:: Work to complete ::
Check each line of the data for "title" and select those that have it.

(Records about charts and figures)

══════════════════════════════

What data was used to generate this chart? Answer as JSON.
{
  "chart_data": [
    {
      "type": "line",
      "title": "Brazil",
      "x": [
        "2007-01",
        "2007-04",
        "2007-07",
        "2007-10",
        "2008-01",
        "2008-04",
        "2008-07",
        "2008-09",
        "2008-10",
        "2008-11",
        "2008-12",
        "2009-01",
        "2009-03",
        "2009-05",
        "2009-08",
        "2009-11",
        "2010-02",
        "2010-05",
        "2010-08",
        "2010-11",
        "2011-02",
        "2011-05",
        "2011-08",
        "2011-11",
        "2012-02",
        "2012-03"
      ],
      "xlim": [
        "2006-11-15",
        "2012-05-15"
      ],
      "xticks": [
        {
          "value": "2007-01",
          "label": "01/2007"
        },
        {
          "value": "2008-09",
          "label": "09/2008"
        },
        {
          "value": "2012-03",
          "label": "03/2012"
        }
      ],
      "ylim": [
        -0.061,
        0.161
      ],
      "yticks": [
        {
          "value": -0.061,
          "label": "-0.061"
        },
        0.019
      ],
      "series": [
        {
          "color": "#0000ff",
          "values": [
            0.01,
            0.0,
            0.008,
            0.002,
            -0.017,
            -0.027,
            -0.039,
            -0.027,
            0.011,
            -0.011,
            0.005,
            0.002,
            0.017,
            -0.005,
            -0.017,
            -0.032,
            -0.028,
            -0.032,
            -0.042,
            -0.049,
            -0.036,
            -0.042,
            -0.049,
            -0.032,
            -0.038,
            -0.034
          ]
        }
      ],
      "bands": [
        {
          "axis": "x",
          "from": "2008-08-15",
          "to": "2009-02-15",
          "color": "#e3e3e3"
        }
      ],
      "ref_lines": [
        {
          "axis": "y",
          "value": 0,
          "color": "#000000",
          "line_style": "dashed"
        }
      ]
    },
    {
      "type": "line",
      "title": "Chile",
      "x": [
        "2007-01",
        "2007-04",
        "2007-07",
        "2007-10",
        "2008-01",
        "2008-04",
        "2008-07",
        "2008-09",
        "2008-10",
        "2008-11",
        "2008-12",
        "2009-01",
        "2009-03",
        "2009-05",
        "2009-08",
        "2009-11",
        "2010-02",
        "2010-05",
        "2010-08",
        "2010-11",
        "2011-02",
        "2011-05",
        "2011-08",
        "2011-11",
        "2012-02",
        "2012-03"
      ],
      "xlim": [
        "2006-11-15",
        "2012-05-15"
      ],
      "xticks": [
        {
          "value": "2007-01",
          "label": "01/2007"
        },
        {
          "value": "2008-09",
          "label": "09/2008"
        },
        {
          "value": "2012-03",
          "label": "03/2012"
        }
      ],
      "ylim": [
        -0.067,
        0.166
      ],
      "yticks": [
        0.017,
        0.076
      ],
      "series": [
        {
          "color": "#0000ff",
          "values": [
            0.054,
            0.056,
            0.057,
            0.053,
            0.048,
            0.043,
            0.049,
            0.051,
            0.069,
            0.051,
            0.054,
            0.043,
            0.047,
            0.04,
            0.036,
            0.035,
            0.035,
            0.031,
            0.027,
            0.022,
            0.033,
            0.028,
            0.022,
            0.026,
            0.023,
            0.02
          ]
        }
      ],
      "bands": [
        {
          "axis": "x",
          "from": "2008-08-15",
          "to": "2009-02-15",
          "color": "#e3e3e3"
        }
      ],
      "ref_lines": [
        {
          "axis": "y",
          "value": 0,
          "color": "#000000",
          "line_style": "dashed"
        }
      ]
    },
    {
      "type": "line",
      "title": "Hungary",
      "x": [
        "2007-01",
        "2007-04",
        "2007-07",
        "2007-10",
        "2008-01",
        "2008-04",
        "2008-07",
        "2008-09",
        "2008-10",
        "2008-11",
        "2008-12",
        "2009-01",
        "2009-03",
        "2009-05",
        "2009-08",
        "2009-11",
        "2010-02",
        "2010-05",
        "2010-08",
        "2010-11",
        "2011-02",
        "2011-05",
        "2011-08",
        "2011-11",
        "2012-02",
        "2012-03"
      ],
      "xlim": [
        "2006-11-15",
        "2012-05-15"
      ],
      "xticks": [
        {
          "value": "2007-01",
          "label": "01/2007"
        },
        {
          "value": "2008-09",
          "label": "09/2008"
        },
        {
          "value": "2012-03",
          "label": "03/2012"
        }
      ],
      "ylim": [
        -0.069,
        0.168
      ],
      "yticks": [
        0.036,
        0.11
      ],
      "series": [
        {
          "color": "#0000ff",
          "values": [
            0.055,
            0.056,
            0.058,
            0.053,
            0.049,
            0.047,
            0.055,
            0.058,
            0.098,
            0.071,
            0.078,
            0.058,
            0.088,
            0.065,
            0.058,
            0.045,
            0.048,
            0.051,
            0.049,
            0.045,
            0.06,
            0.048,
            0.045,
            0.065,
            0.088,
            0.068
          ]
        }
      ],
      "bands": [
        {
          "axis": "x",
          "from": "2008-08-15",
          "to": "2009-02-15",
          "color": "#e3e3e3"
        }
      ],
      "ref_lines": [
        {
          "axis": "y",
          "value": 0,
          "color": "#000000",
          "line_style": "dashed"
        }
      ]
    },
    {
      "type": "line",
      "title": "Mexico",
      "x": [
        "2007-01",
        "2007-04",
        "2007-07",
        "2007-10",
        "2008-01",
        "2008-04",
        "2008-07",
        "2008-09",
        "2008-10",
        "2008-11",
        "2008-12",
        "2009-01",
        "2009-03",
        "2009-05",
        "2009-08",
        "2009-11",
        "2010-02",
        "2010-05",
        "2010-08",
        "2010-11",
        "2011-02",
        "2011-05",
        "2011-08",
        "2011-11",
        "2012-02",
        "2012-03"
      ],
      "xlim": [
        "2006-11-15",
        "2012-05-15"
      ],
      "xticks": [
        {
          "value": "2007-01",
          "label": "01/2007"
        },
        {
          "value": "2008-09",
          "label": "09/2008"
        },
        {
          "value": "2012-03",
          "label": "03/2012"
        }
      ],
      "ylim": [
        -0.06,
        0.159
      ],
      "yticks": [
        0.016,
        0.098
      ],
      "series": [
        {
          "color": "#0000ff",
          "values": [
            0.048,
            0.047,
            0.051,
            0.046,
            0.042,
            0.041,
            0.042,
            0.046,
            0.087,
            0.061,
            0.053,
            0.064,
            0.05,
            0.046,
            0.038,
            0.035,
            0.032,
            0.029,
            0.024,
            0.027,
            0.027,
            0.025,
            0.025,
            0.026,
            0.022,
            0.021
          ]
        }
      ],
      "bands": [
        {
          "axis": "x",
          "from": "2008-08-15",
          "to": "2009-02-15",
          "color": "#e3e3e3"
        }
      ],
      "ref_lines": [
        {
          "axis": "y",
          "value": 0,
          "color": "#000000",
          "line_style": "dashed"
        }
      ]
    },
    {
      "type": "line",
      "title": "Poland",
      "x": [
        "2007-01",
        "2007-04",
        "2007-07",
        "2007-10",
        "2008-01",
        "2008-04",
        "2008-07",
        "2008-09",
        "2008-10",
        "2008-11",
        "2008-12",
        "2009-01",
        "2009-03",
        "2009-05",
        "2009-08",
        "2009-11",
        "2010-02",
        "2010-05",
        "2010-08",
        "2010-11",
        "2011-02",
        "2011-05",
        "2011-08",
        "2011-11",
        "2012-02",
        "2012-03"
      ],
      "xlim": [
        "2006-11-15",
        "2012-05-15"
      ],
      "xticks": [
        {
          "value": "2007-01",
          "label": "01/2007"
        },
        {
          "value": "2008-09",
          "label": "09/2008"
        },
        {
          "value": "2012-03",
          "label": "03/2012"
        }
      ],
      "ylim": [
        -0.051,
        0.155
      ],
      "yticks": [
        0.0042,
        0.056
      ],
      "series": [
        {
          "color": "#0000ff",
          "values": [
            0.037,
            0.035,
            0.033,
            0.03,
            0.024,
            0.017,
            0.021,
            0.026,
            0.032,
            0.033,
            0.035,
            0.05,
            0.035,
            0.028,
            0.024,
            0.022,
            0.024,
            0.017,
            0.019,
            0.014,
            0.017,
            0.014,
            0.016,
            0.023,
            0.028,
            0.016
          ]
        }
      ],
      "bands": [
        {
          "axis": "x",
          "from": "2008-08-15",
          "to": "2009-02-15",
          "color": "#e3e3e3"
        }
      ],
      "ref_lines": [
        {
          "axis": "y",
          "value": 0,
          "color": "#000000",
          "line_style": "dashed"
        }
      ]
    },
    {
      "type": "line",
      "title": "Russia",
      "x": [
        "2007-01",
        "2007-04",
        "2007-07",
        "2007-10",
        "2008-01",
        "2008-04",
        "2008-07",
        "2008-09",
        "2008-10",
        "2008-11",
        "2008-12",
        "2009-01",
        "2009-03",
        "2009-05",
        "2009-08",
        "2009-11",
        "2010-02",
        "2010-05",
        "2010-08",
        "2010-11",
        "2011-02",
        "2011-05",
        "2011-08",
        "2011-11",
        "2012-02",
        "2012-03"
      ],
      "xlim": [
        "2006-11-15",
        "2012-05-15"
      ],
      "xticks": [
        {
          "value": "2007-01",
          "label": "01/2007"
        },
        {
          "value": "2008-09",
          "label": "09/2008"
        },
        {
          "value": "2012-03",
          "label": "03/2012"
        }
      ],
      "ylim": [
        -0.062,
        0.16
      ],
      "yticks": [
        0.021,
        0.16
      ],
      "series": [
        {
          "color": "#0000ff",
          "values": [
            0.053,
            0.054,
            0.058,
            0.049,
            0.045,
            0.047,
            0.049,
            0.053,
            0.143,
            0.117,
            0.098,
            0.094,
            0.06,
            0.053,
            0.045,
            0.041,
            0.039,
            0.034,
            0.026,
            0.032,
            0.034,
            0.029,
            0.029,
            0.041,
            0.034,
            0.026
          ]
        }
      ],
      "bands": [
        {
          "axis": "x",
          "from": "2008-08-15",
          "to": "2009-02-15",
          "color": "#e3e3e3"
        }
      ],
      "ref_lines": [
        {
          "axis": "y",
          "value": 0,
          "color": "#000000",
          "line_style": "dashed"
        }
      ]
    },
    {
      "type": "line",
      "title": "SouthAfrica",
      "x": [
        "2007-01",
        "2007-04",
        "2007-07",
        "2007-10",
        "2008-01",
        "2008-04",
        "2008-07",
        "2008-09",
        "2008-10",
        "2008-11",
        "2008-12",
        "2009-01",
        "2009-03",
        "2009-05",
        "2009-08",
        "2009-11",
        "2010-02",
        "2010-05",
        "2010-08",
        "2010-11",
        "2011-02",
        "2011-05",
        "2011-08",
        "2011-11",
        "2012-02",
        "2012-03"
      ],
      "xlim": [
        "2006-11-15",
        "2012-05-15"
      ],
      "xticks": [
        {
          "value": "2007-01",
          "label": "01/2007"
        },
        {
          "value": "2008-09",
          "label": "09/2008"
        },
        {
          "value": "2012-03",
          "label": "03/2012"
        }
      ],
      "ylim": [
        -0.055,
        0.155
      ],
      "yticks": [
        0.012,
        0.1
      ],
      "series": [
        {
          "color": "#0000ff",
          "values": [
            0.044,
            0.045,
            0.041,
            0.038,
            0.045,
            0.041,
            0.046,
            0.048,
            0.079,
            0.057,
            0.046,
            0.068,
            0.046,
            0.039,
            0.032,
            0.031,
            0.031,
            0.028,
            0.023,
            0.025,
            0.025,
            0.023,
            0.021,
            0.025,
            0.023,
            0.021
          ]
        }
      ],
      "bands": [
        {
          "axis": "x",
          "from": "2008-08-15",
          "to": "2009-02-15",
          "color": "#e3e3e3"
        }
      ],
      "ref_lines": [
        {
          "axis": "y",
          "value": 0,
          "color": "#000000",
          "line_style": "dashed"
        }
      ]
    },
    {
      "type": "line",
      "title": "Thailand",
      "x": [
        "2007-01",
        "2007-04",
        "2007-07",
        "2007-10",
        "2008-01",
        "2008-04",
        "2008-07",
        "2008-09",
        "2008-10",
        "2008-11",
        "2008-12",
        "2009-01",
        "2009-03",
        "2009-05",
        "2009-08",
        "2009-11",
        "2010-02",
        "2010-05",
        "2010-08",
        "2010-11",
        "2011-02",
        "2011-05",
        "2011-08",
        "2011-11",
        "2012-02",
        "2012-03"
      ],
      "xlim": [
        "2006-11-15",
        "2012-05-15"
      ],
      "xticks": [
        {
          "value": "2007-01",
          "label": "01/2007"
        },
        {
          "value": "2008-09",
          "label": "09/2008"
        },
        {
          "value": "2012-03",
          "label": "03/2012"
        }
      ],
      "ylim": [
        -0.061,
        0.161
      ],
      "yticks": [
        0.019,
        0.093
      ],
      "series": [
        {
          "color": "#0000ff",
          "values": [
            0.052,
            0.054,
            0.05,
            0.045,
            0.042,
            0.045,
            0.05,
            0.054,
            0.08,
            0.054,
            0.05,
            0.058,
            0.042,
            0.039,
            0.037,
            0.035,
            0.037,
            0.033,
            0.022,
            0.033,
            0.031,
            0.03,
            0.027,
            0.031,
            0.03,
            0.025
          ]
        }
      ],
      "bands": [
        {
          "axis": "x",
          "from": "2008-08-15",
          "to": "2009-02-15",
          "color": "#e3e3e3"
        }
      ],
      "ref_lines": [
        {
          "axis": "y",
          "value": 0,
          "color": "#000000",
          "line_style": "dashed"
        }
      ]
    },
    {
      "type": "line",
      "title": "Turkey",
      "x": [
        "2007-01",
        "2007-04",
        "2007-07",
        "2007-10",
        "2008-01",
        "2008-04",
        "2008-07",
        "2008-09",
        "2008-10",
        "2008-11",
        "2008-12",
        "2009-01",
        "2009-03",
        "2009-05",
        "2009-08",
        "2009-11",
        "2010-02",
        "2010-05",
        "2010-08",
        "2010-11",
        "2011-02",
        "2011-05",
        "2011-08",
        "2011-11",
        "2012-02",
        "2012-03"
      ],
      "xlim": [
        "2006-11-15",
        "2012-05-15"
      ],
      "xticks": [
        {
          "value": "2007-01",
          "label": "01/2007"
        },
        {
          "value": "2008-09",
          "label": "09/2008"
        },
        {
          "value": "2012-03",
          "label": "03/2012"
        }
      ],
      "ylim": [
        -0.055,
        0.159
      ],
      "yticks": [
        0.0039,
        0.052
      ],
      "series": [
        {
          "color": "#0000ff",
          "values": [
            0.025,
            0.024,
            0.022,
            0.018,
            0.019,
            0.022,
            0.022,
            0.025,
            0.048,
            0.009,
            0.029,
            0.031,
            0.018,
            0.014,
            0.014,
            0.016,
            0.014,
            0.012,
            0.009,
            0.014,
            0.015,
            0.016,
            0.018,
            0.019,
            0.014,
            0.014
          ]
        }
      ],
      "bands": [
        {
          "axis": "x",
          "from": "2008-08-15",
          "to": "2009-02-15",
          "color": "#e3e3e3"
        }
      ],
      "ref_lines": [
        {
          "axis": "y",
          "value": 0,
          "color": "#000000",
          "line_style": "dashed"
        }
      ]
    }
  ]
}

══════════════════════════════

:: Response to the exercise ::
      "title": "Brazil",
      "title": "Chile",
      "title": "Hungary",
      "title": "Mexico",
      "title": "Poland",
      "title": "Russia",
      "title": "SouthAfrica",
      "title": "Thailand",
      "title": "Turkey",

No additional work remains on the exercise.